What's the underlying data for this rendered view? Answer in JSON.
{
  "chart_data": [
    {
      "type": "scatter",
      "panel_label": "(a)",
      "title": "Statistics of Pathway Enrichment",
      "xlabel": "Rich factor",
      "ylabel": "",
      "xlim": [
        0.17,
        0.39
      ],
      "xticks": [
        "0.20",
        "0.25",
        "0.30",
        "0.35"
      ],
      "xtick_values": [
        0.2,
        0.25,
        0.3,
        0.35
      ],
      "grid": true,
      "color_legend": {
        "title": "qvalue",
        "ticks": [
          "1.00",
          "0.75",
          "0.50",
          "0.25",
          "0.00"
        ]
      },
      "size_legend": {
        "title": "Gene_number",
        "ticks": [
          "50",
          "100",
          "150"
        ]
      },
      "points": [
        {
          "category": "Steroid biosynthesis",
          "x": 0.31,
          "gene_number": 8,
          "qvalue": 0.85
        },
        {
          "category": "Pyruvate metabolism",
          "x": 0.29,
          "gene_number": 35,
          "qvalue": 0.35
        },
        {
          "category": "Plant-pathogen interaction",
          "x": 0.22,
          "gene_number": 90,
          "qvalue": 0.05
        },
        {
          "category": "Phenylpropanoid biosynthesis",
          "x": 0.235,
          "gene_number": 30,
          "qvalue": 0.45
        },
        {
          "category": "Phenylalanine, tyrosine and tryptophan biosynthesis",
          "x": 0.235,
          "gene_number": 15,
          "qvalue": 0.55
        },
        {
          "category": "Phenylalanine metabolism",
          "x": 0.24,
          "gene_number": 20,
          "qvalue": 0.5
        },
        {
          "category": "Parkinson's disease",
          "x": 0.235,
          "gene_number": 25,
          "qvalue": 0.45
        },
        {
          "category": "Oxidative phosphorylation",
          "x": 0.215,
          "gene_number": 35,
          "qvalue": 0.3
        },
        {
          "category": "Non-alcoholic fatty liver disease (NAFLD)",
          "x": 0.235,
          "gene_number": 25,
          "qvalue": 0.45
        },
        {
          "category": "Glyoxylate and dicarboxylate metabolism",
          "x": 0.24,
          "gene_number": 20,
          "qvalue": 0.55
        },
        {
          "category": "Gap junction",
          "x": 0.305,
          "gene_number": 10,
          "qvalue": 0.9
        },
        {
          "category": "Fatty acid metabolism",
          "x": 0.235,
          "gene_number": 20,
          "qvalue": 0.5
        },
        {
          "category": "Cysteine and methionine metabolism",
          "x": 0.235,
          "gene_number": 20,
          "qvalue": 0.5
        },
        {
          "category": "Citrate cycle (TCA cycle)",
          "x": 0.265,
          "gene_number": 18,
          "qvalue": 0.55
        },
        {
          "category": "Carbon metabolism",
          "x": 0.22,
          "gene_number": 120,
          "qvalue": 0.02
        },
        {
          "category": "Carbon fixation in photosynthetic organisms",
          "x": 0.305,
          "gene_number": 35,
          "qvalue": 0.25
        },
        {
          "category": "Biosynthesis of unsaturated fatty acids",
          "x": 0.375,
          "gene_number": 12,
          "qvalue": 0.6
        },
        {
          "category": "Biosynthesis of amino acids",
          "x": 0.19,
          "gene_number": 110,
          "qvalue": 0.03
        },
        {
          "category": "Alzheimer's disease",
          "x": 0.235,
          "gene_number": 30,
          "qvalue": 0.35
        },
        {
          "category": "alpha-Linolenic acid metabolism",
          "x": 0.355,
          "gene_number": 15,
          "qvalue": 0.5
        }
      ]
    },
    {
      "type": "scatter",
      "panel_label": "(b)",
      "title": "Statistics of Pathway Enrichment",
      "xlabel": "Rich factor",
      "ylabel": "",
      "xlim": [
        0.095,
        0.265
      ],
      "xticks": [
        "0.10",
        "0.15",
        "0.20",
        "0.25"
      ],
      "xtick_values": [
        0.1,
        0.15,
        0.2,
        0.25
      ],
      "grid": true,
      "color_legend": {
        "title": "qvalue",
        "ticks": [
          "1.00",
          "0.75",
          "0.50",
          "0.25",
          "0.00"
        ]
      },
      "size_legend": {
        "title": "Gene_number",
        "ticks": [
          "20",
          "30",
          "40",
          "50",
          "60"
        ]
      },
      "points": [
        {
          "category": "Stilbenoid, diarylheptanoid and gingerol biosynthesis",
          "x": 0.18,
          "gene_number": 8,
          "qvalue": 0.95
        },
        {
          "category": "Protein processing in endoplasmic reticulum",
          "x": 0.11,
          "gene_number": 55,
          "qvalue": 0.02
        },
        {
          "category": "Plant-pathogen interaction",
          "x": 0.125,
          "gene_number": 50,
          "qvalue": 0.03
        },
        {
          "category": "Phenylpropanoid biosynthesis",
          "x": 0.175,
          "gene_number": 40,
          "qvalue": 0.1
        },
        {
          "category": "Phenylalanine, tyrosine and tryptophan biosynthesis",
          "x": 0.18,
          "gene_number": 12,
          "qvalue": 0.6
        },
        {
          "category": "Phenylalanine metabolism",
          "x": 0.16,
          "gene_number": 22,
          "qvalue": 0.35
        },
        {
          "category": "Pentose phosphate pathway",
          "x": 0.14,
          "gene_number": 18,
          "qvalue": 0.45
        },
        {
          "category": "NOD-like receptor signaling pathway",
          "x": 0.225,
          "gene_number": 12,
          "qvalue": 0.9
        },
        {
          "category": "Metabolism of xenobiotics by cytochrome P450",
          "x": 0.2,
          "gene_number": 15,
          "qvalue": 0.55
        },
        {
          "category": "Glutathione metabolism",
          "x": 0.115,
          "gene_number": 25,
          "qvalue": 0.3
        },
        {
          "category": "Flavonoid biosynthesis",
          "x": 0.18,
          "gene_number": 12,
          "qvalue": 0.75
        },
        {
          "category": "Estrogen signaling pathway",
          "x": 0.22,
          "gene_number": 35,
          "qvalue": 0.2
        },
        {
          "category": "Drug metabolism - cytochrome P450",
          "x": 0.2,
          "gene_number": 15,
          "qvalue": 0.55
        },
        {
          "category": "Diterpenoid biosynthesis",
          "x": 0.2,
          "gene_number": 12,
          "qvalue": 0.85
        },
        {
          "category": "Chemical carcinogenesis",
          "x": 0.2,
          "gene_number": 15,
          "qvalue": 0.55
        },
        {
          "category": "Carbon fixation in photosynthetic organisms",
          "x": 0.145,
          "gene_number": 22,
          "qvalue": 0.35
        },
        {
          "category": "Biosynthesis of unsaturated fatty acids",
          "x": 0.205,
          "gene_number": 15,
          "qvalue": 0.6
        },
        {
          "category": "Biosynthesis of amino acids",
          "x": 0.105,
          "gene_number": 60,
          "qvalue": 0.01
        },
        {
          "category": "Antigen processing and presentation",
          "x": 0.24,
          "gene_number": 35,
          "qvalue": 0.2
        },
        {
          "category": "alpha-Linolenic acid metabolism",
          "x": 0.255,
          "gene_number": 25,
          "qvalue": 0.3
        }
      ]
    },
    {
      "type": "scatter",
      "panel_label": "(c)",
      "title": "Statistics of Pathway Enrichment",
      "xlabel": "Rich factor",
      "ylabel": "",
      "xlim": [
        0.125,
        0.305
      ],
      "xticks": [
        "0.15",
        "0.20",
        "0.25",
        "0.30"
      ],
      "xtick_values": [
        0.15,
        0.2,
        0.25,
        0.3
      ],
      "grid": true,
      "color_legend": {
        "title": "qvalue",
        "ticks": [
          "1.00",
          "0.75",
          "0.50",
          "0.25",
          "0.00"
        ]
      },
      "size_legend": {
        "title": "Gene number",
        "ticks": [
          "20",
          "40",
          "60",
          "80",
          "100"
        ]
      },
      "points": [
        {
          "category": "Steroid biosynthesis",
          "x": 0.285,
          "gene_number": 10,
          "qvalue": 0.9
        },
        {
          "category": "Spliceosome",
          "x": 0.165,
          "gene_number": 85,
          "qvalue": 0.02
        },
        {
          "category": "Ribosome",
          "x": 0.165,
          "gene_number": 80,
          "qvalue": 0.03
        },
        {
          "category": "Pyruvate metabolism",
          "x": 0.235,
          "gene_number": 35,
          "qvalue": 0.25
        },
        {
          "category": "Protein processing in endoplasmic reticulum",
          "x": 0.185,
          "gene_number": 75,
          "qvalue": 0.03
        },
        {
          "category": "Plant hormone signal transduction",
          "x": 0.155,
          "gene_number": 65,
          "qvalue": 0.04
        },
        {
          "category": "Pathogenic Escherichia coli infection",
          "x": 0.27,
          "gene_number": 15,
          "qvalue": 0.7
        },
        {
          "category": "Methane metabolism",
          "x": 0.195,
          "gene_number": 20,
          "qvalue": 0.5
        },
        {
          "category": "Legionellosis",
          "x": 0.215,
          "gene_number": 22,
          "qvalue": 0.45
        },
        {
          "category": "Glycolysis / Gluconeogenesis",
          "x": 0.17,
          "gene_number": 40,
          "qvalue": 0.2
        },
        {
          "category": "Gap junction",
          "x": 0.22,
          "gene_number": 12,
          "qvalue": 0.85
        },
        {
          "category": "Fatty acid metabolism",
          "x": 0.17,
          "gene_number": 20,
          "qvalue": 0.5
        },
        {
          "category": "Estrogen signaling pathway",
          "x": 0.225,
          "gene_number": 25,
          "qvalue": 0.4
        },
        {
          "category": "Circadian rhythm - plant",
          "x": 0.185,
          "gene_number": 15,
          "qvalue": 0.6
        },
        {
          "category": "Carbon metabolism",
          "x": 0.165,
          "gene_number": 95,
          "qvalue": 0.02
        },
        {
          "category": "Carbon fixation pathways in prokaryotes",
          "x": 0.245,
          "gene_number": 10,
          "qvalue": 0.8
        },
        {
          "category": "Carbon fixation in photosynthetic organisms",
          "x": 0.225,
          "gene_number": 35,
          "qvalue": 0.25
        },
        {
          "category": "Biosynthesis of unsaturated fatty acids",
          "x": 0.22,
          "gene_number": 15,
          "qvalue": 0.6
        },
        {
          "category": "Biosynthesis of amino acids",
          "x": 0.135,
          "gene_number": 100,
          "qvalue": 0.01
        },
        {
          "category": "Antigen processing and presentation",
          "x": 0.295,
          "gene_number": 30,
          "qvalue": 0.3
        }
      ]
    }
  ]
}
::::
Each line in the entries above that includes the string "disease" adds to the count; state that count only.

3